Objective –
Where a line contains the word "Market", copy that line.

start Supplied entries

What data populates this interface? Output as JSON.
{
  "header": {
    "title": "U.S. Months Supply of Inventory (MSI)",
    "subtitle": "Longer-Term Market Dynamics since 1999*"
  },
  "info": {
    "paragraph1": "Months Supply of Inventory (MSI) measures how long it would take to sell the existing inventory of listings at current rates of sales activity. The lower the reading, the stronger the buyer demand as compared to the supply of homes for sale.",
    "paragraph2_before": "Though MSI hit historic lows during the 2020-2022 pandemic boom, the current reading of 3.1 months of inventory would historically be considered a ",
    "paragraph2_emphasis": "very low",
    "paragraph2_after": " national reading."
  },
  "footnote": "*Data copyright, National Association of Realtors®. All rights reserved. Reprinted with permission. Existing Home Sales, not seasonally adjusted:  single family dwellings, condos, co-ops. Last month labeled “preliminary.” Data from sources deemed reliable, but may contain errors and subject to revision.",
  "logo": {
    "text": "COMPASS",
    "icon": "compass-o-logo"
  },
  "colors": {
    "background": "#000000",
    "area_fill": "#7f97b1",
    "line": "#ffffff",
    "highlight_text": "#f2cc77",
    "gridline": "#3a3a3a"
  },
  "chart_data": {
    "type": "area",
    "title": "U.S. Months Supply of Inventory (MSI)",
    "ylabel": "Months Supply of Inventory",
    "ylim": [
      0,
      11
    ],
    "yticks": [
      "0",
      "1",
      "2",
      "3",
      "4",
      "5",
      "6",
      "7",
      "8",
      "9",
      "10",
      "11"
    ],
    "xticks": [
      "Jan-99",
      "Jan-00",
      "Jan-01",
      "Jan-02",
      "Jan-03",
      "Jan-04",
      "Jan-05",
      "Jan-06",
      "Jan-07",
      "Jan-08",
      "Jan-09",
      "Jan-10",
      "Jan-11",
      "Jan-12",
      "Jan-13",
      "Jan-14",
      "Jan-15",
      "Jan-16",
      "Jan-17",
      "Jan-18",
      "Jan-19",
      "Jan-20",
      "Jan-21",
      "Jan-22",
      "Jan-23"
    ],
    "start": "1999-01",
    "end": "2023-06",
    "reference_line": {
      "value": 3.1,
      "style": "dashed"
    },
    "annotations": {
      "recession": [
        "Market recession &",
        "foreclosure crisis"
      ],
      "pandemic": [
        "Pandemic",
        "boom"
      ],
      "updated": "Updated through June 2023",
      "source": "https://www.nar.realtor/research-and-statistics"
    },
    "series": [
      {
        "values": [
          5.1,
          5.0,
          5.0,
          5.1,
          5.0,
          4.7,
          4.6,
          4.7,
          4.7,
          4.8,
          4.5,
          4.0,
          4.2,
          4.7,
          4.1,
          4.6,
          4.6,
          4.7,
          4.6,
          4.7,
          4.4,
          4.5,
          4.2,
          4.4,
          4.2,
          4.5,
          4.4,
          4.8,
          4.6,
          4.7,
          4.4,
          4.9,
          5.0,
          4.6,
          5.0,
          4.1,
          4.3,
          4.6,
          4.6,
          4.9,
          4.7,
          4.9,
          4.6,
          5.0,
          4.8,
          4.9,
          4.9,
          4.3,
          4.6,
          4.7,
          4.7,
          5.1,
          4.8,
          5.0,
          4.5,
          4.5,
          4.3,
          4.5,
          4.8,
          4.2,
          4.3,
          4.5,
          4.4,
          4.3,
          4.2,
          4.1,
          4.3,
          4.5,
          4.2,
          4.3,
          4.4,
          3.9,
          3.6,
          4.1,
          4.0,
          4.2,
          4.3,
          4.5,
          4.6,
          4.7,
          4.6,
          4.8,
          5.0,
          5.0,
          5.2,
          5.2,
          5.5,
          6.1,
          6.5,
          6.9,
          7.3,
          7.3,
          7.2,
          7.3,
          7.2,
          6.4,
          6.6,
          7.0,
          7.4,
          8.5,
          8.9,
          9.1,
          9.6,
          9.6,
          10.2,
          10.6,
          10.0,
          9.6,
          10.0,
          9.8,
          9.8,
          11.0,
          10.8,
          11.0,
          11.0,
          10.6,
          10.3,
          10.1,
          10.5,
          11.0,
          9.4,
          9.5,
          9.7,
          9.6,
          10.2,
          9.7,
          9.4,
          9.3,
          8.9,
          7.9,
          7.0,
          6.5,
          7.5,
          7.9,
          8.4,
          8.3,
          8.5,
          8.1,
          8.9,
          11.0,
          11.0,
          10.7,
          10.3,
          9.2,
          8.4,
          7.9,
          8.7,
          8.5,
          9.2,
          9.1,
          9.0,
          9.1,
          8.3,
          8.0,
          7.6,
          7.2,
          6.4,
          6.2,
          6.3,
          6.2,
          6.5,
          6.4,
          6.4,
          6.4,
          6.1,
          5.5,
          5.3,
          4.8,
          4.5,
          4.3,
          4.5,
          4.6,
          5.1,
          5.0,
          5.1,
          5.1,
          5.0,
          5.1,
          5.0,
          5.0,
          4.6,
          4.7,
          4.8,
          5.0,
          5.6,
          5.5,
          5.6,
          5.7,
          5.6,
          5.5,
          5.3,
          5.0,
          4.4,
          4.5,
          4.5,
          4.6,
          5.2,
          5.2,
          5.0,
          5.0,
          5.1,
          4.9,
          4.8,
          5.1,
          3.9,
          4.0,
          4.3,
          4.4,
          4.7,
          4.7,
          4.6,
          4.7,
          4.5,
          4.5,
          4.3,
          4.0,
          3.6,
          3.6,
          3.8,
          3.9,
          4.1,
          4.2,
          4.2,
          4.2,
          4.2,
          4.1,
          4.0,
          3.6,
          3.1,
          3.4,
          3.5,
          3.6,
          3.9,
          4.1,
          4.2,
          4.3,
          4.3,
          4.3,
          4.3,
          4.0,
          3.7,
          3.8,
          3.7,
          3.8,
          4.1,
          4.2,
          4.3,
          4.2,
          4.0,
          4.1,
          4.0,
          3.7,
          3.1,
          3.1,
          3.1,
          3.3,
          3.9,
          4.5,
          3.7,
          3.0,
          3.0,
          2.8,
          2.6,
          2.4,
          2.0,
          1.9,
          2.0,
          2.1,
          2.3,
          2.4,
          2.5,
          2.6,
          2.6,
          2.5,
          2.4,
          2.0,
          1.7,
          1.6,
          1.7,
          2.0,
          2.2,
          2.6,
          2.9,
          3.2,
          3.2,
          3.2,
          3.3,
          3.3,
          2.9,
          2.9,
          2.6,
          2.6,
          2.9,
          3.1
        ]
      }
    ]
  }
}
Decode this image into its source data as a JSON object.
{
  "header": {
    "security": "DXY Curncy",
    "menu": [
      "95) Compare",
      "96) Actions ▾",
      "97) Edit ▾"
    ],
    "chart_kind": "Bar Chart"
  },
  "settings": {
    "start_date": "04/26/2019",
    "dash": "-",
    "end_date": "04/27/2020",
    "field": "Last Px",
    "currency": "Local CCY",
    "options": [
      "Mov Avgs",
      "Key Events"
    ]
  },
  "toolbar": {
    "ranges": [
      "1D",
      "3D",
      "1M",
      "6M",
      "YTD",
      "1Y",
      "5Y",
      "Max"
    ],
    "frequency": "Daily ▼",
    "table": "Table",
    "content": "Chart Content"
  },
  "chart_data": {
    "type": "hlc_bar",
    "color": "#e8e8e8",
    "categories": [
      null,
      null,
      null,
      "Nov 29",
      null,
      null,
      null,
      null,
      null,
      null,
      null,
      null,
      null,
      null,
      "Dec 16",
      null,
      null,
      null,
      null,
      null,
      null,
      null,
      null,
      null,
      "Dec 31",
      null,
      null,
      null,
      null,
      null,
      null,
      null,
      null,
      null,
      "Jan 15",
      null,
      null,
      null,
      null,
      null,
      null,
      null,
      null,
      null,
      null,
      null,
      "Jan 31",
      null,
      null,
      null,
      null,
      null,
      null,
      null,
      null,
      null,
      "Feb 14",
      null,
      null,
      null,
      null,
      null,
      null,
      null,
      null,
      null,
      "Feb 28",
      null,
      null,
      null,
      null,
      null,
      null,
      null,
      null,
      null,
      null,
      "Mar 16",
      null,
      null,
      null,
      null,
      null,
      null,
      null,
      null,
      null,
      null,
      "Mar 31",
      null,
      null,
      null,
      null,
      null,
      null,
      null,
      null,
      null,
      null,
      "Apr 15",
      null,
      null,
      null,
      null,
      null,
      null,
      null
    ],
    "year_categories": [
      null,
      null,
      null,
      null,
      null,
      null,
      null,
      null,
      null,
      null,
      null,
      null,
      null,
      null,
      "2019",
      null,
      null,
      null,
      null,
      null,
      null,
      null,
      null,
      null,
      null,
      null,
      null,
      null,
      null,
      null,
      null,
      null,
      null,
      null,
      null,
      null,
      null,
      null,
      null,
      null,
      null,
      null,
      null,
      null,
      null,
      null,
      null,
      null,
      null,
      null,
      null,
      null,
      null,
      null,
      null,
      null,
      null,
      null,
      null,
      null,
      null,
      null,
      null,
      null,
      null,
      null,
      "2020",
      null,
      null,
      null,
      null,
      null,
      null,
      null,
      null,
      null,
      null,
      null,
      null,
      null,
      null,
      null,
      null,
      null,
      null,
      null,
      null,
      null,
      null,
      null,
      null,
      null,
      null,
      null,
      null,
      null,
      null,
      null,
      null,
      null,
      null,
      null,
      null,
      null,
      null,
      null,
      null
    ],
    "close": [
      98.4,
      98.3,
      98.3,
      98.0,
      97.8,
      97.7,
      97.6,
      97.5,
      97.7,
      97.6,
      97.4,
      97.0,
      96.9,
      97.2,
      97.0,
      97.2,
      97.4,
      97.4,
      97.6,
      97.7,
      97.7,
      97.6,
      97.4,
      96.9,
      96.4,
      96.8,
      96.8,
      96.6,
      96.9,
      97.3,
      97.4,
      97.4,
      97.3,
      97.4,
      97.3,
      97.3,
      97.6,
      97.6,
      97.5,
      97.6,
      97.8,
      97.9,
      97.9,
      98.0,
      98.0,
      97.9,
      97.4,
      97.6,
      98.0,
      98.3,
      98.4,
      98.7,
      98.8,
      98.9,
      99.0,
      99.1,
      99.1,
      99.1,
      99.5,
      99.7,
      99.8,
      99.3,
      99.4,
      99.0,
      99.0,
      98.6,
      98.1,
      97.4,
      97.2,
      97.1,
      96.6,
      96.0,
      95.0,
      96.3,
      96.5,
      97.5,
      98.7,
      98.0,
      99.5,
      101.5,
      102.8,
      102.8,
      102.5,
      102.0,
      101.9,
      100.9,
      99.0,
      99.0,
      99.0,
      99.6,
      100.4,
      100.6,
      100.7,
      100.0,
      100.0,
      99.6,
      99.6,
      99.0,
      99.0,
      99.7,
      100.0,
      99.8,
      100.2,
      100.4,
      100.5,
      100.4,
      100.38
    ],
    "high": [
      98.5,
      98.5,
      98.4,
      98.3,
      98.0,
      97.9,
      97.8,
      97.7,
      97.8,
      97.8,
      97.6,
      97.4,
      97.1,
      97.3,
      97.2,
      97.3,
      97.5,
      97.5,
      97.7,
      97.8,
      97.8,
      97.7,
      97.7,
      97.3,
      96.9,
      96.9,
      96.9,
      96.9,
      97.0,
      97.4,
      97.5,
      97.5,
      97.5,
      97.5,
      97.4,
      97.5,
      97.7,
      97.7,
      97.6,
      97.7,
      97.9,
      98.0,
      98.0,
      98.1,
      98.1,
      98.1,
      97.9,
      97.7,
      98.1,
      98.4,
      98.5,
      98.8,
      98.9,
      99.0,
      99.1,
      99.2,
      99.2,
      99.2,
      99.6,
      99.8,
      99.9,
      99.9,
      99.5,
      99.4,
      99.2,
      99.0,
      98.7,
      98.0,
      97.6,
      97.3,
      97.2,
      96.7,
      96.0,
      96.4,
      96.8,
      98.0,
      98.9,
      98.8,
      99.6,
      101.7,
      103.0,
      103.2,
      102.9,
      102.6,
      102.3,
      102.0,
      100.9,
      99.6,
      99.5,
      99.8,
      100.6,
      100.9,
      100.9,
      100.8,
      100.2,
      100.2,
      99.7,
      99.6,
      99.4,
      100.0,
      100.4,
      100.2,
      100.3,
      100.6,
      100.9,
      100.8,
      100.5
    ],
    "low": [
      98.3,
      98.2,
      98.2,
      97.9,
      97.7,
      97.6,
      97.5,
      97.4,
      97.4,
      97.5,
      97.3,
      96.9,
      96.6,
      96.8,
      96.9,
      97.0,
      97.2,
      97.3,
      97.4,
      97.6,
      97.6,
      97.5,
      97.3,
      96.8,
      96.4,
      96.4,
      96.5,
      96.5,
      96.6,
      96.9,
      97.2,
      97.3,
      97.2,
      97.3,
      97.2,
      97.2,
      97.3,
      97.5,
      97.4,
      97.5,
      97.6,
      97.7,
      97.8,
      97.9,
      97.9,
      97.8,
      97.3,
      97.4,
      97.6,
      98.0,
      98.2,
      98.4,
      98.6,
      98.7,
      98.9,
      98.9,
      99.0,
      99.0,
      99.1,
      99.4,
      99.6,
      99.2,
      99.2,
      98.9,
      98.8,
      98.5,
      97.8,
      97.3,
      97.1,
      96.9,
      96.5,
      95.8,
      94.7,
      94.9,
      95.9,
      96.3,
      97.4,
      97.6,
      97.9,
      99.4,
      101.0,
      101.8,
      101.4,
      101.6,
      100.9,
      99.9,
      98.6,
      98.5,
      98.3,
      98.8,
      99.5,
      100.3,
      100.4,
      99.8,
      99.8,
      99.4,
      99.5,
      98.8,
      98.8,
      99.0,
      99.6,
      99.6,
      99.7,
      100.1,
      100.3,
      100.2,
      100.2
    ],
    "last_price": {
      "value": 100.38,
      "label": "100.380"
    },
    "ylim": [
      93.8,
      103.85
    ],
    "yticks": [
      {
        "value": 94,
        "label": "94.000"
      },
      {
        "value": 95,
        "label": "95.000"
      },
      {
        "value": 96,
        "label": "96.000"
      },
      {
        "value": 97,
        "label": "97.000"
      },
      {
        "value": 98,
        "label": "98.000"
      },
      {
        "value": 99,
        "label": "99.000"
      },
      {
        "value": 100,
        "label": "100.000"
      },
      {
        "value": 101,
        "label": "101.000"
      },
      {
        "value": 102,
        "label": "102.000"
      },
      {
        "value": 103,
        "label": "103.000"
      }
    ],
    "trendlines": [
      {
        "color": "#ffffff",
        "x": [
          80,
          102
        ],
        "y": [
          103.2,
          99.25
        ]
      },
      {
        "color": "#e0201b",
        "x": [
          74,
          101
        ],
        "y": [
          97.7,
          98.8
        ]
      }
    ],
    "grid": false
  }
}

end Supplied entries

In response –
    "subtitle": "Longer-Term Market Dynamics since 1999*"
        "Market recession &",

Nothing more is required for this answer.